» **What you are asked to do**
Gather each line in the entries that includes the string "this".
····················
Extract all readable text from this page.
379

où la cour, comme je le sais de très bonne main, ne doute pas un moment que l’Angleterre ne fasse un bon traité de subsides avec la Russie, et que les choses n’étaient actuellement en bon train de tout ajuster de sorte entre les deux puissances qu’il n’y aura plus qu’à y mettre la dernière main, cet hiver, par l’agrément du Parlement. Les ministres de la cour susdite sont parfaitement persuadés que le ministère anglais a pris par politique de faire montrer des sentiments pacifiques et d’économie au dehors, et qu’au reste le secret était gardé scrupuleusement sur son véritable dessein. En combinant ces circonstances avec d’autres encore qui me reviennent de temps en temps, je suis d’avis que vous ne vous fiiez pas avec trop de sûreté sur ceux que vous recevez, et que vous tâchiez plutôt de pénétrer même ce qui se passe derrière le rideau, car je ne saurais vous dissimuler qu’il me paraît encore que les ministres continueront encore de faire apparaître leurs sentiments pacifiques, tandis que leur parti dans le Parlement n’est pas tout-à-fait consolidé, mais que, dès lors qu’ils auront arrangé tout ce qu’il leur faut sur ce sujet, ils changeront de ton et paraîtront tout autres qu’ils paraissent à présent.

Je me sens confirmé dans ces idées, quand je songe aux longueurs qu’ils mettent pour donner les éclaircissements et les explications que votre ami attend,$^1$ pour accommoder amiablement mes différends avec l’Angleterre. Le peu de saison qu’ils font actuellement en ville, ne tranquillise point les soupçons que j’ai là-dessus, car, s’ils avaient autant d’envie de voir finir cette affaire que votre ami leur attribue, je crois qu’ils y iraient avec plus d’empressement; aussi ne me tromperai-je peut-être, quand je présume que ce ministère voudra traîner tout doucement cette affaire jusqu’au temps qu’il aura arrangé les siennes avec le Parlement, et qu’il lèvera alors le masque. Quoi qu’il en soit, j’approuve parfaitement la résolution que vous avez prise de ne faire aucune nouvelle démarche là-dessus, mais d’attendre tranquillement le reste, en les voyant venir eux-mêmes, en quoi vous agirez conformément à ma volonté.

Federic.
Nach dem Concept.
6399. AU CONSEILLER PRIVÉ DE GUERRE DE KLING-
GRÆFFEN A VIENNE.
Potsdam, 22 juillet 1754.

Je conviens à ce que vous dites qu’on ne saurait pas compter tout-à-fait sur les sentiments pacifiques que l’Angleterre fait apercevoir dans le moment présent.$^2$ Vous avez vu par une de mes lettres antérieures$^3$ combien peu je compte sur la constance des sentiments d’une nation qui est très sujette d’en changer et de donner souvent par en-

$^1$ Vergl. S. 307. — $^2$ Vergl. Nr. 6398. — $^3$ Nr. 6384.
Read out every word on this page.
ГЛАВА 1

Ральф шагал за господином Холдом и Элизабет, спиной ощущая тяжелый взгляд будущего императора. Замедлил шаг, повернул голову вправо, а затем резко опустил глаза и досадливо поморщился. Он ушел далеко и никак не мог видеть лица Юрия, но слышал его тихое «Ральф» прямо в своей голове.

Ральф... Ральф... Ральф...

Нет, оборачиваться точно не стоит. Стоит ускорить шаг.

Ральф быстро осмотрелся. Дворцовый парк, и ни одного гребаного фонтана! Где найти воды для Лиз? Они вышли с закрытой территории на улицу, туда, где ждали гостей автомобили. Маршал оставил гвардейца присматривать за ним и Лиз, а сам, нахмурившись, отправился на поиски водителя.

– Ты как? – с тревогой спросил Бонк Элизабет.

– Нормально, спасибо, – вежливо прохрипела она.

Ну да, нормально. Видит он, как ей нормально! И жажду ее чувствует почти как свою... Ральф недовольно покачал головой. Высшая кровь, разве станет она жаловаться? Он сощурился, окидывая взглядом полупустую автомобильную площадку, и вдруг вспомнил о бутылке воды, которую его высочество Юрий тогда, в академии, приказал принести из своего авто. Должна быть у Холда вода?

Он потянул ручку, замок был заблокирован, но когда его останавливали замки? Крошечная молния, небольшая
····················
» **The response**
Extract all readable text from this page.
Read out every word on this page.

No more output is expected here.